PROMPT
Reproduce the whole listing, character for character.

(Stored items)
▬▬▬▬▬▬▬▬▬▬

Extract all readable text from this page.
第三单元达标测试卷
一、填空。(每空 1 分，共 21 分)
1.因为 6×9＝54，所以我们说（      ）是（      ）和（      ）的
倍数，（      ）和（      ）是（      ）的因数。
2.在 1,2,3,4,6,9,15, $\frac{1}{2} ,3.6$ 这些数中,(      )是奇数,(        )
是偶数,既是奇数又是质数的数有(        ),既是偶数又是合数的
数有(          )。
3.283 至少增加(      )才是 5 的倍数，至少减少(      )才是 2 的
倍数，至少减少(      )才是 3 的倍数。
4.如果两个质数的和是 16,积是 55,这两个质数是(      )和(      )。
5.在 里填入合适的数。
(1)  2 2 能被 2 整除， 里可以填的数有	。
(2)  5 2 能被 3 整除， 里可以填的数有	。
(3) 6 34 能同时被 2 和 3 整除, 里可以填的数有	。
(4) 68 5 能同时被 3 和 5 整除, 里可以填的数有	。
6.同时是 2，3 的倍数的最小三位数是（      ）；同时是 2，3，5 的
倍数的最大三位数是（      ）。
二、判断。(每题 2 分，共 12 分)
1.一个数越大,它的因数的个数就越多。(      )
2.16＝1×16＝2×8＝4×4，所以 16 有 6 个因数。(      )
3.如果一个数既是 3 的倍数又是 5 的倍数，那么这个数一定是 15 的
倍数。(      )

▬▬▬▬▬▬▬▬▬▬

EXERCISE ANSWER
Extract all readable text from this page.
第三单元达标测试卷
一、填空。(每空 1 分，共 21 分)
1.因为 6×9＝54，所以我们说（      ）是（      ）和（      ）的
倍数，（      ）和（      ）是（      ）的因数。
2.在 1,2,3,4,6,9,15, $\frac{1}{2} ,3.6$ 这些数中,(      )是奇数,(        )
是偶数,既是奇数又是质数的数有(        ),既是偶数又是合数的
数有(          )。
3.283 至少增加(      )才是 5 的倍数，至少减少(      )才是 2 的
倍数，至少减少(      )才是 3 的倍数。
4.如果两个质数的和是 16,积是 55,这两个质数是(      )和(      )。
5.在 里填入合适的数。
(1)  2 2 能被 2 整除， 里可以填的数有	。
(2)  5 2 能被 3 整除， 里可以填的数有	。
(3) 6 34 能同时被 2 和 3 整除, 里可以填的数有	。
(4) 68 5 能同时被 3 和 5 整除, 里可以填的数有	。
6.同时是 2，3 的倍数的最小三位数是（      ）；同时是 2，3，5 的
倍数的最大三位数是（      ）。
二、判断。(每题 2 分，共 12 分)
1.一个数越大,它的因数的个数就越多。(      )
2.16＝1×16＝2×8＝4×4，所以 16 有 6 个因数。(      )
3.如果一个数既是 3 的倍数又是 5 的倍数，那么这个数一定是 15 的
倍数。(      )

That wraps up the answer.